Page
━━━━

It's so unsophisticated. That's funny.

Dax:

Well, it's funny because a lot of stuff is just like, when you think when we go to name anything now, it's like this big high effort process of, like, what do we want this to convey? But so many places are named for such a dumb reason. Like, I live

Adam:

in,

Dax:

I live in Coconut Grove, and literally the only reason it's called this and it's actually a nice sounding name. Right? It sounds like, oh, like, you know, whatever. But some guy, when this area was completely unsettled, he was, like, trying to, like, rig something where he, like, got, like, ownership of all of the land, and he was doing this weird hack of, like, incorporating a post office here. Like, he was, like, filing for permits for a post office.

━━━━

[Excerpts from a layout annotation set]

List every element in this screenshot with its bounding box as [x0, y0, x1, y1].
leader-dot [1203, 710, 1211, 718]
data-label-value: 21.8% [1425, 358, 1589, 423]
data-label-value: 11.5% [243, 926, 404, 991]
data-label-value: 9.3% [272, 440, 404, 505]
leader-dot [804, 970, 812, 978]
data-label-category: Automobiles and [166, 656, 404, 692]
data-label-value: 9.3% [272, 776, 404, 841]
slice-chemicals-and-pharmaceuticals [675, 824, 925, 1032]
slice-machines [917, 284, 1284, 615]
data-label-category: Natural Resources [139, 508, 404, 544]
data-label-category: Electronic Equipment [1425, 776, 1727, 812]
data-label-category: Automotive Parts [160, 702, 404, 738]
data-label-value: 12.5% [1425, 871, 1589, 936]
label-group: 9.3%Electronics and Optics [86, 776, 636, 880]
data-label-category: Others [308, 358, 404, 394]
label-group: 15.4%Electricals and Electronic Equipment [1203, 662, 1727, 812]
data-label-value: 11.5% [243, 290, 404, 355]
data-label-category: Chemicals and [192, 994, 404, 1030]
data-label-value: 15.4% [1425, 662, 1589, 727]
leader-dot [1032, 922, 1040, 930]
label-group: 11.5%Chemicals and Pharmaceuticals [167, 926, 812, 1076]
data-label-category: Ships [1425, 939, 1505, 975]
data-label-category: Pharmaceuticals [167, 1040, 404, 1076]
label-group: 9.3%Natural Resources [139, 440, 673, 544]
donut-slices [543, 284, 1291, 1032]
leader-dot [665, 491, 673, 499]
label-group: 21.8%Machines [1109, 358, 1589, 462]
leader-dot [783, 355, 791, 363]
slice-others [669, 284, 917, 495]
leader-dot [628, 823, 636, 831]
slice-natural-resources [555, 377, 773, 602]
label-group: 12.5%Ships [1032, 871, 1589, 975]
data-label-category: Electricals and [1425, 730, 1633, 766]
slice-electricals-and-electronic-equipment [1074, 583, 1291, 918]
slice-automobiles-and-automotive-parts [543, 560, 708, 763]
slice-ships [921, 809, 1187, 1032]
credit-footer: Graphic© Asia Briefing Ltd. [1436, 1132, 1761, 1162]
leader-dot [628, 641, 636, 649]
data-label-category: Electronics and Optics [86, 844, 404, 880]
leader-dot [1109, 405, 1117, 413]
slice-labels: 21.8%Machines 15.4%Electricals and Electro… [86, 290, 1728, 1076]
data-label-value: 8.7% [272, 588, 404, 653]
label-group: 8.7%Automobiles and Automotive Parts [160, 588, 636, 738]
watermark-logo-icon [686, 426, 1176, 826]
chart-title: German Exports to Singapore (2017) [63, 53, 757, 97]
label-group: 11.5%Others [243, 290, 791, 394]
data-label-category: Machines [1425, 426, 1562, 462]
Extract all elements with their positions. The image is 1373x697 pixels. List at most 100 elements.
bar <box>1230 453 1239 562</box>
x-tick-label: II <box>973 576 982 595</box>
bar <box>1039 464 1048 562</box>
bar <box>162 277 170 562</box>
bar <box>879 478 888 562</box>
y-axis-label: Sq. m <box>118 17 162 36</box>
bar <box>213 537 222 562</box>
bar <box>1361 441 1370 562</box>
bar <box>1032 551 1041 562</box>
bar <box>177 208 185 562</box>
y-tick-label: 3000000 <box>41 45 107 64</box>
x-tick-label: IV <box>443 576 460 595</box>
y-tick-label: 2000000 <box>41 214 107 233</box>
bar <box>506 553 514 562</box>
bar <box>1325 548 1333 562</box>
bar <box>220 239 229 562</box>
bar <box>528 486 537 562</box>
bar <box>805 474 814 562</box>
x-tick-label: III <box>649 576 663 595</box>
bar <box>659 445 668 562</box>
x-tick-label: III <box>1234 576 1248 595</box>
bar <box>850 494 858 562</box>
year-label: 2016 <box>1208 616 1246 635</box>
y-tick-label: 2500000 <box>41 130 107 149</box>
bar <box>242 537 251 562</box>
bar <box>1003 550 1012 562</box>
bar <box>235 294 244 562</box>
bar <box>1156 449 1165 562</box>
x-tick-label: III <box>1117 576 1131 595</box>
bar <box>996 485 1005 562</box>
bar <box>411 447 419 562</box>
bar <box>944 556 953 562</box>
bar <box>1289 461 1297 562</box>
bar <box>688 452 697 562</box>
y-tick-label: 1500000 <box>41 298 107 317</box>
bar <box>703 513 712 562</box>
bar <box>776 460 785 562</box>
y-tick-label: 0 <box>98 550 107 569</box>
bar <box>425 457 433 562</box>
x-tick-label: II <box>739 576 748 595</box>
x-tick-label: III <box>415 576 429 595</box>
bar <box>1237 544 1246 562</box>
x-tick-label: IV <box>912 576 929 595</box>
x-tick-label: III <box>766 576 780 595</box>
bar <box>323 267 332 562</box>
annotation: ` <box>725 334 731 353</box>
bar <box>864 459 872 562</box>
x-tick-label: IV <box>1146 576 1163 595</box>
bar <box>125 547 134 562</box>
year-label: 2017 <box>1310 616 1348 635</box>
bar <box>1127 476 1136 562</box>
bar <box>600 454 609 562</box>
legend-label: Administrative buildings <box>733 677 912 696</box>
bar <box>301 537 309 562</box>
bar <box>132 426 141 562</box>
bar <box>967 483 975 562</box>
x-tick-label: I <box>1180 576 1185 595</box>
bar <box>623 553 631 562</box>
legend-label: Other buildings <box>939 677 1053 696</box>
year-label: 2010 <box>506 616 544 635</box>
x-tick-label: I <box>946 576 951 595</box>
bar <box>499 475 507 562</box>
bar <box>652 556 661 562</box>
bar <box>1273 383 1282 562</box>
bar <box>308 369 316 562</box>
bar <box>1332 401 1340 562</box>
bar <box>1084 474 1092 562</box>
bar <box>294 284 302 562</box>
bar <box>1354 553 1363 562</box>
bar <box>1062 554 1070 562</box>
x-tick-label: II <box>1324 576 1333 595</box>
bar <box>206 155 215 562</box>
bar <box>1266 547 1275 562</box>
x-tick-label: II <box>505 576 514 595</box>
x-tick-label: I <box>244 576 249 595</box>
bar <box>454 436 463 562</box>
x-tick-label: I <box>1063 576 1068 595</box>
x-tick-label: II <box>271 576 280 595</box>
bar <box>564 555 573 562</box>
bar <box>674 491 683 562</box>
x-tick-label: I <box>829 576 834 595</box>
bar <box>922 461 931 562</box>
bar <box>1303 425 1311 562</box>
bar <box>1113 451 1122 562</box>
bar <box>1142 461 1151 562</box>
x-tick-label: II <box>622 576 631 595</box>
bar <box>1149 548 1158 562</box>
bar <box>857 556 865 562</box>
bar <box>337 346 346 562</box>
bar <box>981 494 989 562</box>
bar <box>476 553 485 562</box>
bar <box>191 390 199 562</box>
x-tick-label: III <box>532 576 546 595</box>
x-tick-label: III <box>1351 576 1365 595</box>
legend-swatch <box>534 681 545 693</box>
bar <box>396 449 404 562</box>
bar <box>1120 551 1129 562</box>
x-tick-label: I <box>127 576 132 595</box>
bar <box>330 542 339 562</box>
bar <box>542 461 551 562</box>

━━━━

Exercises to complete
1. In the conversation about place names, what neighborhood does Dax say he lives in?
2. Pick up the conversation about place names right after its last line and keep it going.

Written answers
1. Coconut Grove.

2.
Dax:

So he just made up Coconut Grove because he happened to see 2 coconuts, and he misspelled it. He spelled it c o c o a, like, cocoa?

Adam:

Coconut,

Dax:

Grove. And he filed for a post office thing, and, like, his plan didn't work out, so he just bailed. And then, like, it technically was on record as as being called Coconut Grove. Coconut Grove. It just it's just cocoa stuck.

Dax:

Coconut. Oh, yeah. I think they they fixed that, but Yeah. There's some older signs around that still say coconut growth.

Adam:

Wow. Yeah. Most places are named after, like, some geographical feature. I don't know. Mhmm.

Adam:

Waterbend or something.

Dax:

What you're, spring what what are you from?

Adam:

I grew up in Willow Springs. Pretty sure that was like, there's a willow tree by the spring. Willow Springs. Springfield. Yeah.

Adam:

Interesting. There's probably a spring in a field. Yeah. It's so dumb. The Ozarks are ridiculous.

Adam:

Yeah. Mountain Grove. Wow. All of them. Mountain Grove.

Adam:

Grove?

Dax:

People love the word grove. They throw the word grove on onto anything that sounds fancy.

Adam:

Yeah. It does sound fancy. I feel like there's a restaurant with grove in it that I like.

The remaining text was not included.